● WRITTEN REQUEST:
Leave out the pictures and repeat everything else in the records exactly.

### DATA FOR THE TASK

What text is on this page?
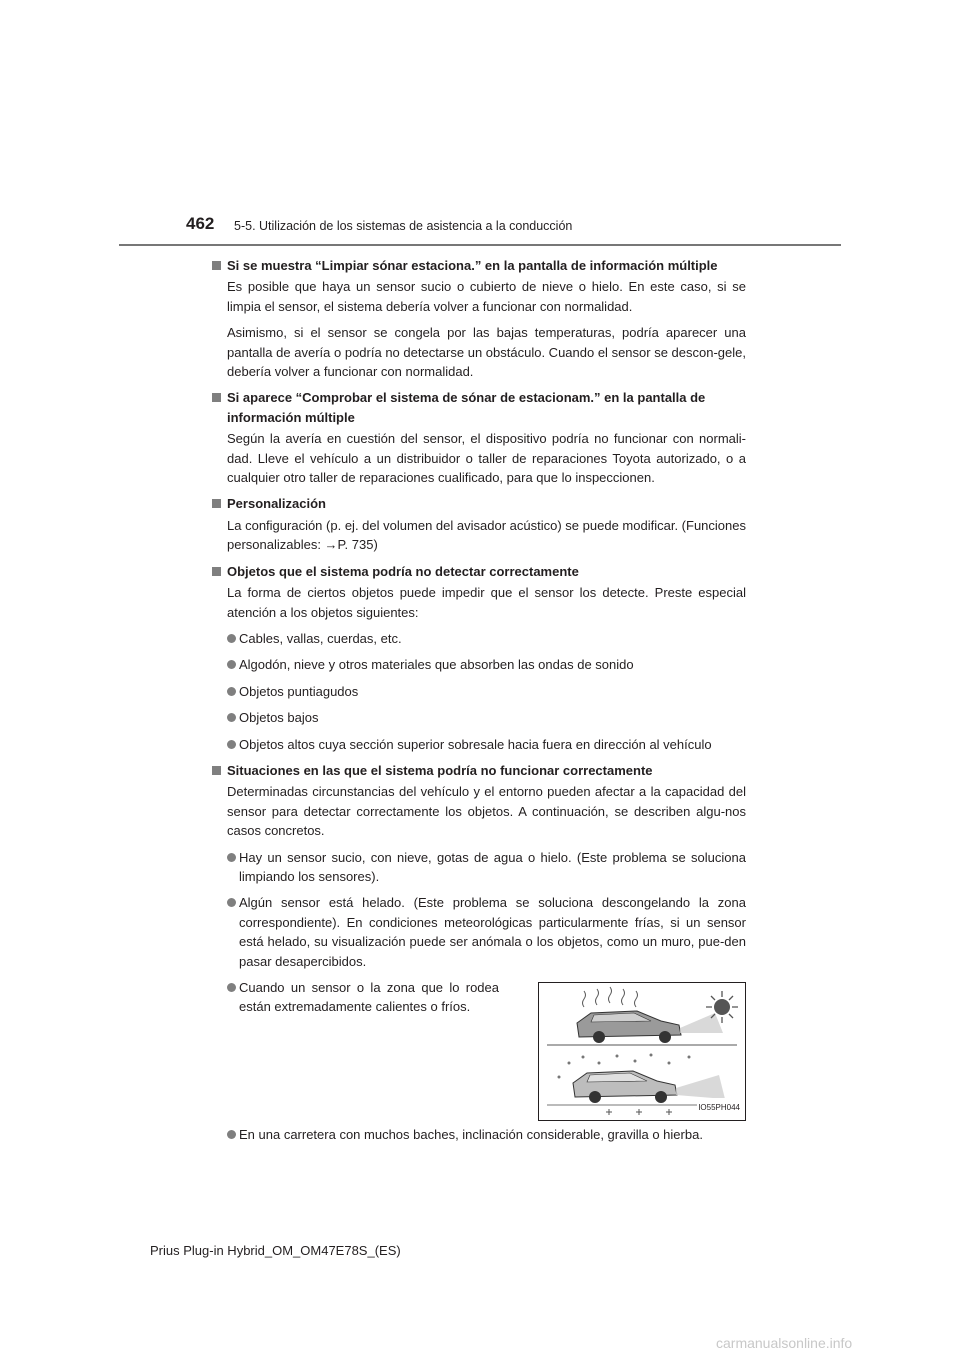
462 5-5. Utilización de los sistemas de asistencia a la conducción
Si se muestra “Limpiar sónar estaciona.” en la pantalla de información múltiple

Es posible que haya un sensor sucio o cubierto de nieve o hielo. En este caso, si se limpia el sensor, el sistema debería volver a funcionar con normalidad.

Asimismo, si el sensor se congela por las bajas temperaturas, podría aparecer una pantalla de avería o podría no detectarse un obstáculo. Cuando el sensor se descon-gele, debería volver a funcionar con normalidad.

Si aparece “Comprobar el sistema de sónar de estacionam.” en la pantalla de información múltiple

Según la avería en cuestión del sensor, el dispositivo podría no funcionar con normali-dad. Lleve el vehículo a un distribuidor o taller de reparaciones Toyota autorizado, o a cualquier otro taller de reparaciones cualificado, para que lo inspeccionen.

Personalización

La configuración (p. ej. del volumen del avisador acústico) se puede modificar. (Funciones personalizables: →P. 735)

Objetos que el sistema podría no detectar correctamente

La forma de ciertos objetos puede impedir que el sensor los detecte. Preste especial atención a los objetos siguientes:

Cables, vallas, cuerdas, etc.
Algodón, nieve y otros materiales que absorben las ondas de sonido
Objetos puntiagudos
Objetos bajos
Objetos altos cuya sección superior sobresale hacia fuera en dirección al vehículo
Situaciones en las que el sistema podría no funcionar correctamente

Determinadas circunstancias del vehículo y el entorno pueden afectar a la capacidad del sensor para detectar correctamente los objetos. A continuación, se describen algu-nos casos concretos.

Hay un sensor sucio, con nieve, gotas de agua o hielo. (Este problema se soluciona limpiando los sensores).
Algún sensor está helado. (Este problema se soluciona descongelando la zona correspondiente). En condiciones meteorológicas particularmente frías, si un sensor está helado, su visualización puede ser anómala o los objetos, como un muro, pue-den pasar desapercibidos.
Cuando un sensor o la zona que lo rodea están extremadamente calientes o fríos.
IO55PH044
En una carretera con muchos baches, inclinación considerable, gravilla o hierba.
Prius Plug-in Hybrid_OM_OM47E78S_(ES)
carmanualsonline.info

######

● TASK RESPONSE:
What text is on this page?
462 5-5. Utilización de los sistemas de asistencia a la conducción
Si se muestra “Limpiar sónar estaciona.” en la pantalla de información múltiple

Es posible que haya un sensor sucio o cubierto de nieve o hielo. En este caso, si se limpia el sensor, el sistema debería volver a funcionar con normalidad.

Asimismo, si el sensor se congela por las bajas temperaturas, podría aparecer una pantalla de avería o podría no detectarse un obstáculo. Cuando el sensor se descon-gele, debería volver a funcionar con normalidad.

Si aparece “Comprobar el sistema de sónar de estacionam.” en la pantalla de información múltiple

Según la avería en cuestión del sensor, el dispositivo podría no funcionar con normali-dad. Lleve el vehículo a un distribuidor o taller de reparaciones Toyota autorizado, o a cualquier otro taller de reparaciones cualificado, para que lo inspeccionen.

Personalización

La configuración (p. ej. del volumen del avisador acústico) se puede modificar. (Funciones personalizables: →P. 735)

Objetos que el sistema podría no detectar correctamente

La forma de ciertos objetos puede impedir que el sensor los detecte. Preste especial atención a los objetos siguientes:

Cables, vallas, cuerdas, etc.
Algodón, nieve y otros materiales que absorben las ondas de sonido
Objetos puntiagudos
Objetos bajos
Objetos altos cuya sección superior sobresale hacia fuera en dirección al vehículo
Situaciones en las que el sistema podría no funcionar correctamente

Determinadas circunstancias del vehículo y el entorno pueden afectar a la capacidad del sensor para detectar correctamente los objetos. A continuación, se describen algu-nos casos concretos.

Hay un sensor sucio, con nieve, gotas de agua o hielo. (Este problema se soluciona limpiando los sensores).
Algún sensor está helado. (Este problema se soluciona descongelando la zona correspondiente). En condiciones meteorológicas particularmente frías, si un sensor está helado, su visualización puede ser anómala o los objetos, como un muro, pue-den pasar desapercibidos.
Cuando un sensor o la zona que lo rodea están extremadamente calientes o fríos.
IO55PH044
En una carretera con muchos baches, inclinación considerable, gravilla o hierba.
Prius Plug-in Hybrid_OM_OM47E78S_(ES)
carmanualsonline.info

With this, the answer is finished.